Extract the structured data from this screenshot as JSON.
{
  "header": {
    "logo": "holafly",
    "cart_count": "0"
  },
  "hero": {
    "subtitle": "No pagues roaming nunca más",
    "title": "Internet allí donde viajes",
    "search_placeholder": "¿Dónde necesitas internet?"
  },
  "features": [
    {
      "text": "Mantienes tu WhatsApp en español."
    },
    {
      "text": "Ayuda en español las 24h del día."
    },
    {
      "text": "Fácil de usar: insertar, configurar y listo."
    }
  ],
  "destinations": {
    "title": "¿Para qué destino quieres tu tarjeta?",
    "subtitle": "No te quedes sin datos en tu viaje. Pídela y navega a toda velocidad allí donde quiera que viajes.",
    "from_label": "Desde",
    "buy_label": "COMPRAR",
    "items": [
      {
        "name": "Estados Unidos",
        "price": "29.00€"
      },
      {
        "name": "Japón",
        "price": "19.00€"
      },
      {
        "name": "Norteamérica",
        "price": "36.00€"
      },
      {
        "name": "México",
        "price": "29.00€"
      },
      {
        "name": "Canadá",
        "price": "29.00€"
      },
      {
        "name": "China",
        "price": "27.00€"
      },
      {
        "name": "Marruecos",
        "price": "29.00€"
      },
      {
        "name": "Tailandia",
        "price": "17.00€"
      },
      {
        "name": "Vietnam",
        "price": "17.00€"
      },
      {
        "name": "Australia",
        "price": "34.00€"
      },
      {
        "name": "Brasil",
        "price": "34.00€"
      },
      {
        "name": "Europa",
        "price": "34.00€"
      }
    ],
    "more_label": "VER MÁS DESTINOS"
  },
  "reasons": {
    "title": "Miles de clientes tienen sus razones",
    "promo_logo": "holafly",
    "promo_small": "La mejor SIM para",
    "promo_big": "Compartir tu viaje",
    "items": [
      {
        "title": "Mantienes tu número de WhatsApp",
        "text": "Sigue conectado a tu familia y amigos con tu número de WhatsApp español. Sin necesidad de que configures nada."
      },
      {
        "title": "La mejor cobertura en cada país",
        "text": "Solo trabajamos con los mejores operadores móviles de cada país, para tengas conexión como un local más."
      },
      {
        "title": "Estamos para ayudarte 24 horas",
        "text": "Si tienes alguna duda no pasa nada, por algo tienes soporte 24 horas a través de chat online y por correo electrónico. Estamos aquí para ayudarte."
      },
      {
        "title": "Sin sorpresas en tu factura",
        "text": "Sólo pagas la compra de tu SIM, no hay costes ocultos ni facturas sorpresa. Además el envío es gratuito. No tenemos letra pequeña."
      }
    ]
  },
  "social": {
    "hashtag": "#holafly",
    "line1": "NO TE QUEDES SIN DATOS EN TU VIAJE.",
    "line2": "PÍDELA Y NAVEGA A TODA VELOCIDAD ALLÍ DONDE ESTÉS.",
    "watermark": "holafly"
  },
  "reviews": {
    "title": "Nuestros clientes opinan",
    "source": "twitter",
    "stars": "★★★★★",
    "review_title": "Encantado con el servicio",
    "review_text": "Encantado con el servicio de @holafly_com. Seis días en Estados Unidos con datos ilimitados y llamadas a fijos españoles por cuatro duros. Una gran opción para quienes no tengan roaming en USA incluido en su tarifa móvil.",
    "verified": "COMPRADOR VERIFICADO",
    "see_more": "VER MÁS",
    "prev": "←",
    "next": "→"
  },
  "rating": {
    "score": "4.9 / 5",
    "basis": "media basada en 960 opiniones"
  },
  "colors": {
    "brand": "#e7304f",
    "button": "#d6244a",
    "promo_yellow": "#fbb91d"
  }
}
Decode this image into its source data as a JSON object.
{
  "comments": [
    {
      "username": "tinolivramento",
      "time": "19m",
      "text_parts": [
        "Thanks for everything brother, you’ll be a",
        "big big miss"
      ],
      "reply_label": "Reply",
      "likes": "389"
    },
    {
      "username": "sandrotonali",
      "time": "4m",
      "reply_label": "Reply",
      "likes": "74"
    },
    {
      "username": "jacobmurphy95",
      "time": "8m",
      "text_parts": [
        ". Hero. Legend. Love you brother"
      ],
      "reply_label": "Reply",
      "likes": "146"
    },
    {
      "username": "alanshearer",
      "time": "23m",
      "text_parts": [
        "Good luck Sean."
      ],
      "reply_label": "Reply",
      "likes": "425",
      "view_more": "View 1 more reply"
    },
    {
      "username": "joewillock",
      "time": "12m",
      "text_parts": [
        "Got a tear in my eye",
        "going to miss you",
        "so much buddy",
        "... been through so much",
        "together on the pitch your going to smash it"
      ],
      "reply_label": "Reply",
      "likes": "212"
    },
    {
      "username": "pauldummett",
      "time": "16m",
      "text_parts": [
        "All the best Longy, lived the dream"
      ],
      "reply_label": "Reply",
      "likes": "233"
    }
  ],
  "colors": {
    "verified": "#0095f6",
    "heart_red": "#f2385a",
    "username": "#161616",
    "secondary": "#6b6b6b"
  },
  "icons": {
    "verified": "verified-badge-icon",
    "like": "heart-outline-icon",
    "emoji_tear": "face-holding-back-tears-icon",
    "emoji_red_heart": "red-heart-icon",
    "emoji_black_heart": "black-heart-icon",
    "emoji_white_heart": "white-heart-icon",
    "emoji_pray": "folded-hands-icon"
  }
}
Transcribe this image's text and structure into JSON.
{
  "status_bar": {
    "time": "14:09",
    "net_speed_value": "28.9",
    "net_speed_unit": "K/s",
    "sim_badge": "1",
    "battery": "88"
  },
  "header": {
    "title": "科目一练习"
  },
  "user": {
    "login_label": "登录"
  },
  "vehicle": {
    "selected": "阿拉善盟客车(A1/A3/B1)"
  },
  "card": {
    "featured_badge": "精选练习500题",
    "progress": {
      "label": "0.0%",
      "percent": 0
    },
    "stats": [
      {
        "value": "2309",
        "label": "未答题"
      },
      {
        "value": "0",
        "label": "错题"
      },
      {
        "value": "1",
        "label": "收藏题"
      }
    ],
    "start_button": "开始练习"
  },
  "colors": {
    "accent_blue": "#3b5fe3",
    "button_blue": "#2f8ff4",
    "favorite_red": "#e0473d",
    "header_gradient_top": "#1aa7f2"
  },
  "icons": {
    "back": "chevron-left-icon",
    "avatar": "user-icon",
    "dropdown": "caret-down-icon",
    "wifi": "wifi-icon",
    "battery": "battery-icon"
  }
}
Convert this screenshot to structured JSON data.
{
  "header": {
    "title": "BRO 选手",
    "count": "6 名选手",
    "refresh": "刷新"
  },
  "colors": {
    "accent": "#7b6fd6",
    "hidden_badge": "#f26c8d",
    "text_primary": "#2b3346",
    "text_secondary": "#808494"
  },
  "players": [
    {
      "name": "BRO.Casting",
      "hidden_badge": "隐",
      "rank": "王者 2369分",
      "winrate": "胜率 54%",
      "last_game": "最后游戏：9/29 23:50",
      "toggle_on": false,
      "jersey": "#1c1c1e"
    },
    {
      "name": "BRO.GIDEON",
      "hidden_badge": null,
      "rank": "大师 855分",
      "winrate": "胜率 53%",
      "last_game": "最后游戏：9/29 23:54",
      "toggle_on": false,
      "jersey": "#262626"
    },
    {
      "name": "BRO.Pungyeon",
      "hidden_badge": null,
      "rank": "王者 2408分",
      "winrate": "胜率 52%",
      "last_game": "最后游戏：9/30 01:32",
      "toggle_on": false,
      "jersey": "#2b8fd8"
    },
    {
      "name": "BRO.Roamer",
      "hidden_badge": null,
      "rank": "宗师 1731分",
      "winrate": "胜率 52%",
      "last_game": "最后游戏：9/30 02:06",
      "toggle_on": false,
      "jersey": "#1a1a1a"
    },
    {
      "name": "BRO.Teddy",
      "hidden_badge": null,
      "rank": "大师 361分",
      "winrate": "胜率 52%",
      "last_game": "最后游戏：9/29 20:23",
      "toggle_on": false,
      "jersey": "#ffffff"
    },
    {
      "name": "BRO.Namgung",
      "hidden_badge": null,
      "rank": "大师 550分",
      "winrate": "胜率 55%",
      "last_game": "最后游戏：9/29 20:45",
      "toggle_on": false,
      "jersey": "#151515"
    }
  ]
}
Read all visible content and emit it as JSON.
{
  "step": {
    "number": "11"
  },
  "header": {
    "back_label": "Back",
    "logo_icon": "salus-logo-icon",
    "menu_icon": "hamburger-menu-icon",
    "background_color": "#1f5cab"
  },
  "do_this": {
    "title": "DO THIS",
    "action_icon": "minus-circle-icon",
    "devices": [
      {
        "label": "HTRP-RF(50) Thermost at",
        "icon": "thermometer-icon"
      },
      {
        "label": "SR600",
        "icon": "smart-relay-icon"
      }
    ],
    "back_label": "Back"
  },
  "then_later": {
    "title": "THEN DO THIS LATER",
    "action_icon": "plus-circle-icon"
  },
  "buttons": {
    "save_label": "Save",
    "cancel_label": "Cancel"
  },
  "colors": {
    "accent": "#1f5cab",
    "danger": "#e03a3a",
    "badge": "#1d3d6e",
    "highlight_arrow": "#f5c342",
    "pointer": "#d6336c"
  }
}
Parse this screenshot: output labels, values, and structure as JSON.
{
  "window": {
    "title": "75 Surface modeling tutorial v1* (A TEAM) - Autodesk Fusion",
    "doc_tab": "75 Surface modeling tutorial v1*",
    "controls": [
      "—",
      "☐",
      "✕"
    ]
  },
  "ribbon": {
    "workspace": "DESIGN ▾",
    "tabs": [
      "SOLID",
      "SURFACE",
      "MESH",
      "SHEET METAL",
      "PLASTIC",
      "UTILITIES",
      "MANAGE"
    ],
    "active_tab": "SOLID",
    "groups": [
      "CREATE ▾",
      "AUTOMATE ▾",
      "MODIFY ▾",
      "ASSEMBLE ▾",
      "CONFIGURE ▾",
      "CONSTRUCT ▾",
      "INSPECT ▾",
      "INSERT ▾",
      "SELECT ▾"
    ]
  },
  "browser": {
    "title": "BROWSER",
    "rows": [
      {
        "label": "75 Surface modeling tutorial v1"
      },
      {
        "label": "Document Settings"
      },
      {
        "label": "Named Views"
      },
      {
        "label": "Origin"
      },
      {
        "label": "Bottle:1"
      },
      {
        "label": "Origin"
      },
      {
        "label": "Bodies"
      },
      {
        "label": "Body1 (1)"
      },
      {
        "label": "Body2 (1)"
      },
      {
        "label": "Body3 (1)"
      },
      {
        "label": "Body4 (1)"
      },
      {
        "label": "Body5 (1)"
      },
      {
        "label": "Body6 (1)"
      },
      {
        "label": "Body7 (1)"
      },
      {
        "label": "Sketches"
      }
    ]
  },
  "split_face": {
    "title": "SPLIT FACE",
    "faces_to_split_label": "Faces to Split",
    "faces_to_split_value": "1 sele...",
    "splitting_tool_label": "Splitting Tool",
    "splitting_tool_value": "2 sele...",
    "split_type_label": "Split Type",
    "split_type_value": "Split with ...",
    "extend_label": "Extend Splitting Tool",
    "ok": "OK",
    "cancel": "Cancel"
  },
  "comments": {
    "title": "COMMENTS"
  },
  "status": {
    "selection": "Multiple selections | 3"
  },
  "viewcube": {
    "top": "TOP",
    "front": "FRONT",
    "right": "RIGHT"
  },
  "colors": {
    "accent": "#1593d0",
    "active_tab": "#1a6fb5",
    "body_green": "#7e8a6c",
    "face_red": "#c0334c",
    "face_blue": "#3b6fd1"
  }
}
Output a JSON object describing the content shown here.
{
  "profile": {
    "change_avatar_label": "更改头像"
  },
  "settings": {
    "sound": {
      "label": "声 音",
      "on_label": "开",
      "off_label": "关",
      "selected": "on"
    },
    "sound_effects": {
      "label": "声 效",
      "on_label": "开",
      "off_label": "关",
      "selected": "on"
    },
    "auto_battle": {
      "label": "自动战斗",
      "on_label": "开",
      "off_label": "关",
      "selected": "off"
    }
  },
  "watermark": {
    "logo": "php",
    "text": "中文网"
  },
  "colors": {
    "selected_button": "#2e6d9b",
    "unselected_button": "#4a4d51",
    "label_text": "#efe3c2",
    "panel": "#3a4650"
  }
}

┄┄┄┄┄┄┄┄┄┄

## TASK GOAL
Pull out all lines in the data above that include "clientes".

## SOLUTION TO THE EXERCISE
    "title": "Miles de clientes tienen sus razones",
    "title": "Nuestros clientes opinan",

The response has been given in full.